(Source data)
========
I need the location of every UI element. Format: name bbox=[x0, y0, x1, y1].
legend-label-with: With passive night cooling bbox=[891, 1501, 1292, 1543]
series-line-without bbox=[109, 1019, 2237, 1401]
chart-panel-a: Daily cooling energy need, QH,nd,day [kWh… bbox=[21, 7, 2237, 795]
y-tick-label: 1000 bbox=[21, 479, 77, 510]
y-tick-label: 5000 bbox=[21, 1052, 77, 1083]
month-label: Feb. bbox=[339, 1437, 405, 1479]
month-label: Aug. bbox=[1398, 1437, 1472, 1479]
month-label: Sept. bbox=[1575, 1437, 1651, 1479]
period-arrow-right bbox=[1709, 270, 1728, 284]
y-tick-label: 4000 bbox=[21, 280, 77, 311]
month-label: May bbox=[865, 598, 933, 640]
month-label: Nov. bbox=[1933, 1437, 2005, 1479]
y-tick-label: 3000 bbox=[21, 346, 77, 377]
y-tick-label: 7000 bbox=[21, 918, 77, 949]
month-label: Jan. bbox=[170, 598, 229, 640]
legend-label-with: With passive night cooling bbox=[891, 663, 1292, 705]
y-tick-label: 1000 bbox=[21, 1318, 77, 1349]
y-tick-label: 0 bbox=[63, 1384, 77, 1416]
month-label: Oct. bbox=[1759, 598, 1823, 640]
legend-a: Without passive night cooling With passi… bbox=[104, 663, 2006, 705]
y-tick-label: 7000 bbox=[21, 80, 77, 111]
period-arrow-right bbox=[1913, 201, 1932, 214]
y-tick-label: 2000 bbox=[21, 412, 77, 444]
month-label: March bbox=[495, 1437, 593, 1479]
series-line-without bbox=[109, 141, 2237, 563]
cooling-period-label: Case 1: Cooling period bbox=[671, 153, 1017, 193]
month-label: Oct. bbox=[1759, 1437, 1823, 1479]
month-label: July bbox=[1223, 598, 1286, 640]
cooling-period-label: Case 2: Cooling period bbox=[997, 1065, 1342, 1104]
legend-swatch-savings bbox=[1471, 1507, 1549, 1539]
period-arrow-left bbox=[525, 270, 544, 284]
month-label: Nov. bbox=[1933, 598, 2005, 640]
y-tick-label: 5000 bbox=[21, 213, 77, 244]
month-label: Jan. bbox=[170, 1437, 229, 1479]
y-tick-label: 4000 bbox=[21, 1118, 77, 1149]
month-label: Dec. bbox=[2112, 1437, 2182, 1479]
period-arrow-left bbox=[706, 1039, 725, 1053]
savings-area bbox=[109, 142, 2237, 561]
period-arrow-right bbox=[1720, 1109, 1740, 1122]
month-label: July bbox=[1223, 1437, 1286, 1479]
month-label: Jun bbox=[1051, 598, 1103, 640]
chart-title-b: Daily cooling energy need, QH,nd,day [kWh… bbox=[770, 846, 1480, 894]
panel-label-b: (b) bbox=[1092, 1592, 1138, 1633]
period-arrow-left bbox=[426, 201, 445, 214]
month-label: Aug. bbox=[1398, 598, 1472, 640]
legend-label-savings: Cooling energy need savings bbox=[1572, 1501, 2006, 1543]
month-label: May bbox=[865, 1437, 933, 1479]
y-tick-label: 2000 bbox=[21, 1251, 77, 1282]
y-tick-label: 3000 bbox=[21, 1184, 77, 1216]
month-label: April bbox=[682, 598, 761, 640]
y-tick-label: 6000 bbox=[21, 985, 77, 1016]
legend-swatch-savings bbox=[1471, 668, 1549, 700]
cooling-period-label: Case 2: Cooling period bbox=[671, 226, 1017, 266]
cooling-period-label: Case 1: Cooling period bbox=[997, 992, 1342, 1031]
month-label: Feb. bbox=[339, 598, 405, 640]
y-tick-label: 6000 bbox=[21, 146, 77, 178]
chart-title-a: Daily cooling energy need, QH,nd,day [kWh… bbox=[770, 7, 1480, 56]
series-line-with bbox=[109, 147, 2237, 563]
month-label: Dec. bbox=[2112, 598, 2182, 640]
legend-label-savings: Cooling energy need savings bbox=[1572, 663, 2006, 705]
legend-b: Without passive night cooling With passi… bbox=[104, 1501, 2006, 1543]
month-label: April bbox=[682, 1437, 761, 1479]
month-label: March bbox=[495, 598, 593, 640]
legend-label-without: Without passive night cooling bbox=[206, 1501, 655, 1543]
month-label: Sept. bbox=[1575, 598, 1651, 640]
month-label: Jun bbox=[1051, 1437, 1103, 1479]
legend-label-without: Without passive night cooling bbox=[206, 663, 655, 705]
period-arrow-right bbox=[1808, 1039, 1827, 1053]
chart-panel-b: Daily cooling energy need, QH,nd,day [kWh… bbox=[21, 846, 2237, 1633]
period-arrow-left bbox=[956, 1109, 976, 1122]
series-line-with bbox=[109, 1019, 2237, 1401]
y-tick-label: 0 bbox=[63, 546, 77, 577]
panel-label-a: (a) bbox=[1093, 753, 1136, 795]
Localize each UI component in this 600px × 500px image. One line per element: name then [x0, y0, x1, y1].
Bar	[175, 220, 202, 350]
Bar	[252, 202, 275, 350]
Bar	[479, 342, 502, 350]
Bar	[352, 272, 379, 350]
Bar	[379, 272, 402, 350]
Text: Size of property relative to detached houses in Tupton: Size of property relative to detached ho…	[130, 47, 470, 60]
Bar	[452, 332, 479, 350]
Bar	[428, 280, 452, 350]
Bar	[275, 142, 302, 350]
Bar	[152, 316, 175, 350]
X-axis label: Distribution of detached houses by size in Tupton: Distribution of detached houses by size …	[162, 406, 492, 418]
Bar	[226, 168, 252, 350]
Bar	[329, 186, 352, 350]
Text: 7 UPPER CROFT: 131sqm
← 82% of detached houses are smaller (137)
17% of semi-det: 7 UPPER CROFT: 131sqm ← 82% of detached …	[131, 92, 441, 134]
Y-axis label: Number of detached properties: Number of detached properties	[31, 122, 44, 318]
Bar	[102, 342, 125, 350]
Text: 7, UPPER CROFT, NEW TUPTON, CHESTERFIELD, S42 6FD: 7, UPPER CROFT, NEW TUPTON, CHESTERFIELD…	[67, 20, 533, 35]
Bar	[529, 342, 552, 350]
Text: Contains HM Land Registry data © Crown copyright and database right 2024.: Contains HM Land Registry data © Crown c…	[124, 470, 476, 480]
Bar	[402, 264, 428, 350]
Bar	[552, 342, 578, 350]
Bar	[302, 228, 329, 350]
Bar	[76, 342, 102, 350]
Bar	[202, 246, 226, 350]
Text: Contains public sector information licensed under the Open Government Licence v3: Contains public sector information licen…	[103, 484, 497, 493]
========
** WHAT IS BEING ASKED **
Convert every row above into a JSON array of strings, with one string per line and no entries for blank lines.

** PROBLEM SOLUTION **
[
  "I need the location of every UI element. Format: name bbox=[x0, y0, x1, y1].",
  "legend-label-with: With passive night cooling bbox=[891, 1501, 1292, 1543]",
  "series-line-without bbox=[109, 1019, 2237, 1401]",
  "chart-panel-a: Daily cooling energy need, QH,nd,day [kWh… bbox=[21, 7, 2237, 795]",
  "y-tick-label: 1000 bbox=[21, 479, 77, 510]",
  "y-tick-label: 5000 bbox=[21, 1052, 77, 1083]",
  "month-label: Feb. bbox=[339, 1437, 405, 1479]",
  "month-label: Aug. bbox=[1398, 1437, 1472, 1479]",
  "month-label: Sept. bbox=[1575, 1437, 1651, 1479]",
  "period-arrow-right bbox=[1709, 270, 1728, 284]",
  "y-tick-label: 4000 bbox=[21, 280, 77, 311]",
  "month-label: May bbox=[865, 598, 933, 640]",
  "month-label: Nov. bbox=[1933, 1437, 2005, 1479]",
  "y-tick-label: 3000 bbox=[21, 346, 77, 377]",
  "y-tick-label: 7000 bbox=[21, 918, 77, 949]",
  "month-label: Jan. bbox=[170, 598, 229, 640]",
  "legend-label-with: With passive night cooling bbox=[891, 663, 1292, 705]",
  "y-tick-label: 1000 bbox=[21, 1318, 77, 1349]",
  "y-tick-label: 0 bbox=[63, 1384, 77, 1416]",
  "month-label: Oct. bbox=[1759, 598, 1823, 640]",
  "legend-a: Without passive night cooling With passi… bbox=[104, 663, 2006, 705]",
  "y-tick-label: 7000 bbox=[21, 80, 77, 111]",
  "period-arrow-right bbox=[1913, 201, 1932, 214]",
  "y-tick-label: 2000 bbox=[21, 412, 77, 444]",
  "month-label: March bbox=[495, 1437, 593, 1479]",
  "series-line-without bbox=[109, 141, 2237, 563]",
  "cooling-period-label: Case 1: Cooling period bbox=[671, 153, 1017, 193]",
  "month-label: Oct. bbox=[1759, 1437, 1823, 1479]",
  "month-label: July bbox=[1223, 598, 1286, 640]",
  "cooling-period-label: Case 2: Cooling period bbox=[997, 1065, 1342, 1104]",
  "legend-swatch-savings bbox=[1471, 1507, 1549, 1539]",
  "period-arrow-left bbox=[525, 270, 544, 284]",
  "month-label: Nov. bbox=[1933, 598, 2005, 640]",
  "y-tick-label: 5000 bbox=[21, 213, 77, 244]",
  "month-label: Jan. bbox=[170, 1437, 229, 1479]",
  "y-tick-label: 4000 bbox=[21, 1118, 77, 1149]",
  "month-label: Dec. bbox=[2112, 1437, 2182, 1479]",
  "period-arrow-left bbox=[706, 1039, 725, 1053]",
  "savings-area bbox=[109, 142, 2237, 561]",
  "period-arrow-right bbox=[1720, 1109, 1740, 1122]",
  "month-label: July bbox=[1223, 1437, 1286, 1479]",
  "month-label: Jun bbox=[1051, 598, 1103, 640]",
  "chart-title-b: Daily cooling energy need, QH,nd,day [kWh… bbox=[770, 846, 1480, 894]",
  "panel-label-b: (b) bbox=[1092, 1592, 1138, 1633]",
  "period-arrow-left bbox=[426, 201, 445, 214]",
  "month-label: Aug. bbox=[1398, 598, 1472, 640]",
  "legend-label-savings: Cooling energy need savings bbox=[1572, 1501, 2006, 1543]",
  "month-label: May bbox=[865, 1437, 933, 1479]",
  "y-tick-label: 2000 bbox=[21, 1251, 77, 1282]",
  "y-tick-label: 3000 bbox=[21, 1184, 77, 1216]",
  "month-label: April bbox=[682, 598, 761, 640]",
  "y-tick-label: 6000 bbox=[21, 985, 77, 1016]",
  "legend-swatch-savings bbox=[1471, 668, 1549, 700]",
  "cooling-period-label: Case 2: Cooling period bbox=[671, 226, 1017, 266]",
  "cooling-period-label: Case 1: Cooling period bbox=[997, 992, 1342, 1031]",
  "month-label: Feb. bbox=[339, 598, 405, 640]",
  "y-tick-label: 6000 bbox=[21, 146, 77, 178]",
  "chart-title-a: Daily cooling energy need, QH,nd,day [kWh… bbox=[770, 7, 1480, 56]",
  "series-line-with bbox=[109, 147, 2237, 563]",
  "month-label: Dec. bbox=[2112, 598, 2182, 640]",
  "legend-label-savings: Cooling energy need savings bbox=[1572, 663, 2006, 705]",
  "legend-b: Without passive night cooling With passi… bbox=[104, 1501, 2006, 1543]",
  "month-label: April bbox=[682, 1437, 761, 1479]",
  "month-label: March bbox=[495, 598, 593, 640]",
  "legend-label-without: Without passive night cooling bbox=[206, 1501, 655, 1543]",
  "month-label: Sept. bbox=[1575, 598, 1651, 640]",
  "month-label: Jun bbox=[1051, 1437, 1103, 1479]",
  "legend-label-without: Without passive night cooling bbox=[206, 663, 655, 705]",
  "period-arrow-right bbox=[1808, 1039, 1827, 1053]",
  "chart-panel-b: Daily cooling energy need, QH,nd,day [kWh… bbox=[21, 846, 2237, 1633]",
  "period-arrow-left bbox=[956, 1109, 976, 1122]",
  "series-line-with bbox=[109, 1019, 2237, 1401]",
  "y-tick-label: 0 bbox=[63, 546, 77, 577]",
  "panel-label-a: (a) bbox=[1093, 753, 1136, 795]",
  "Localize each UI component in this 600px × 500px image. One line per element: name then [x0, y0, x1, y1].",
  "Bar\t[175, 220, 202, 350]",
  "Bar\t[252, 202, 275, 350]",
  "Bar\t[479, 342, 502, 350]",
  "Bar\t[352, 272, 379, 350]",
  "Bar\t[379, 272, 402, 350]",
  "Text: Size of property relative to detached houses in Tupton: Size of property relative to detached ho…\t[130, 47, 470, 60]",
  "Bar\t[452, 332, 479, 350]",
  "Bar\t[428, 280, 452, 350]",
  "Bar\t[275, 142, 302, 350]",
  "Bar\t[152, 316, 175, 350]",
  "X-axis label: Distribution of detached houses by size in Tupton: Distribution of detached houses by size …\t[162, 406, 492, 418]",
  "Bar\t[226, 168, 252, 350]",
  "Bar\t[329, 186, 352, 350]",
  "Text: 7 UPPER CROFT: 131sqm",
  "← 82% of detached houses are smaller (137)",
  "17% of semi-det: 7 UPPER CROFT: 131sqm ← 82% of detached …\t[131, 92, 441, 134]",
  "Y-axis label: Number of detached properties: Number of detached properties\t[31, 122, 44, 318]",
  "Bar\t[102, 342, 125, 350]",
  "Text: 7, UPPER CROFT, NEW TUPTON, CHESTERFIELD, S42 6FD: 7, UPPER CROFT, NEW TUPTON, CHESTERFIELD…\t[67, 20, 533, 35]",
  "Bar\t[529, 342, 552, 350]",
  "Text: Contains HM Land Registry data © Crown copyright and database right 2024.: Contains HM Land Registry data © Crown c…\t[124, 470, 476, 480]",
  "Bar\t[402, 264, 428, 350]",
  "Bar\t[552, 342, 578, 350]",
  "Bar\t[302, 228, 329, 350]",
  "Bar\t[76, 342, 102, 350]",
  "Bar\t[202, 246, 226, 350]",
  "Text: Contains public sector information licensed under the Open Government Licence v3: Contains public sector information licen…\t[103, 484, 497, 493]"
]